● **STATED GOAL**
Turn the lines from the start of the items through the line containing "where is each", both included, into a JSON list of strings with one string per line. Skip blank lines and leave out the pictures.

● **LISTED RECORDS**
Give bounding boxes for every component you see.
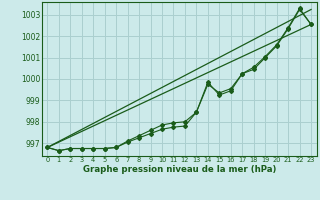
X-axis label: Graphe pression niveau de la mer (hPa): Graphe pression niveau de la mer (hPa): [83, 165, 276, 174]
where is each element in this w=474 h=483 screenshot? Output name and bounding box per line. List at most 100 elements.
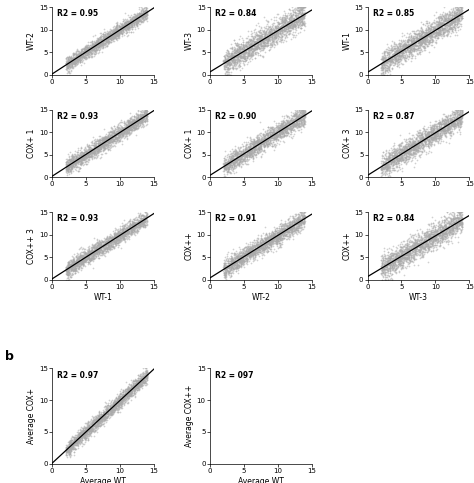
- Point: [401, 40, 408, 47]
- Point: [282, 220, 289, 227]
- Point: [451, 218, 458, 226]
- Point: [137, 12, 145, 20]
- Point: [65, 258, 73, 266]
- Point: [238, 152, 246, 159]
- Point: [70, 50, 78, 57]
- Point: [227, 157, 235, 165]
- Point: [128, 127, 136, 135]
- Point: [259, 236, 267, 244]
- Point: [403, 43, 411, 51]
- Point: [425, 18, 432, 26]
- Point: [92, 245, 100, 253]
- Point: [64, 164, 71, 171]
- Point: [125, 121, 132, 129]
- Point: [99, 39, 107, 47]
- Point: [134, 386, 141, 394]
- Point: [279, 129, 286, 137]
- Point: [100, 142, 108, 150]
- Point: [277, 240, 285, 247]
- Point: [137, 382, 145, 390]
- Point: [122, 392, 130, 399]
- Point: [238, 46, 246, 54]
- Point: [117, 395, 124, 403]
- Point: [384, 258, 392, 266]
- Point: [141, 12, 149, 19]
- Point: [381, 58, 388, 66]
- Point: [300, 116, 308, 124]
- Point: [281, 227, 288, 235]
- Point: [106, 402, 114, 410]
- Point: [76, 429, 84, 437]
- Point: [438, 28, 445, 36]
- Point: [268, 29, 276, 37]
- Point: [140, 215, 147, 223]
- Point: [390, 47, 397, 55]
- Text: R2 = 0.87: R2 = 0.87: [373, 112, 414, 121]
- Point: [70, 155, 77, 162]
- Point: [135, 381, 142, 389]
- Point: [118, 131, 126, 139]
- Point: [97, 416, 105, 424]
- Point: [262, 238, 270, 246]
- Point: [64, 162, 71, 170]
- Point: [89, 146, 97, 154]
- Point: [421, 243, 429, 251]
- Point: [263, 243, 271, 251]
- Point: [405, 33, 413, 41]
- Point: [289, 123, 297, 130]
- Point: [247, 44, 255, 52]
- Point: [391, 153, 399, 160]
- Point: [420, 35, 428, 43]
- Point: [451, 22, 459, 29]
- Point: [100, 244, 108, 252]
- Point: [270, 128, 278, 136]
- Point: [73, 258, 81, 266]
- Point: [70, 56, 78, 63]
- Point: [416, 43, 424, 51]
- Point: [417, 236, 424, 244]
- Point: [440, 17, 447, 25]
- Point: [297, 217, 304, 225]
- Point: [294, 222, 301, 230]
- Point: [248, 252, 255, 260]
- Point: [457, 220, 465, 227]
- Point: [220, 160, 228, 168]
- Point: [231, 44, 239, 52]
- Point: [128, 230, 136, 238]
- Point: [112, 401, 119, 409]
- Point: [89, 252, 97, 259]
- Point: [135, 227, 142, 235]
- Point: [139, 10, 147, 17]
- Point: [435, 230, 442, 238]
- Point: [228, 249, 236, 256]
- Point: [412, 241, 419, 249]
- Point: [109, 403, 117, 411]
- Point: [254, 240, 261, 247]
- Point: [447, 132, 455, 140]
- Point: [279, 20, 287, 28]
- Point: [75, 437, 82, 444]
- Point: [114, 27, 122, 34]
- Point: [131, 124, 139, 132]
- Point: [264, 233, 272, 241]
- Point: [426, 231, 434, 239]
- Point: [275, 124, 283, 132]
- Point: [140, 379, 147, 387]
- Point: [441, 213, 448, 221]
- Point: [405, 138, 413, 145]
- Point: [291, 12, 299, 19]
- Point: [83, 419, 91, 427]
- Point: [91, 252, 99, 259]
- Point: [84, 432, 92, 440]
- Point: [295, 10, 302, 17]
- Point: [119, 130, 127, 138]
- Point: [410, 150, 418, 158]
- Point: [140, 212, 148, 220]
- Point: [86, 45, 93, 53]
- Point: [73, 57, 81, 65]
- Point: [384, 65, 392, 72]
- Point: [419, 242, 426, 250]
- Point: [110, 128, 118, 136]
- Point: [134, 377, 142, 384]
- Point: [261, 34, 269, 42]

● **RESULT FOR THIS TASK**
[
  "Give bounding boxes for every component you see.",
  "X-axis label: Graphe pression niveau de la mer (hPa): Graphe pression niveau de la mer (hPa): [83, 165, 276, 174]",
  "where is each element in this w=474 h=483 screenshot? Output name and bounding box per line. List at most 100 elements."
]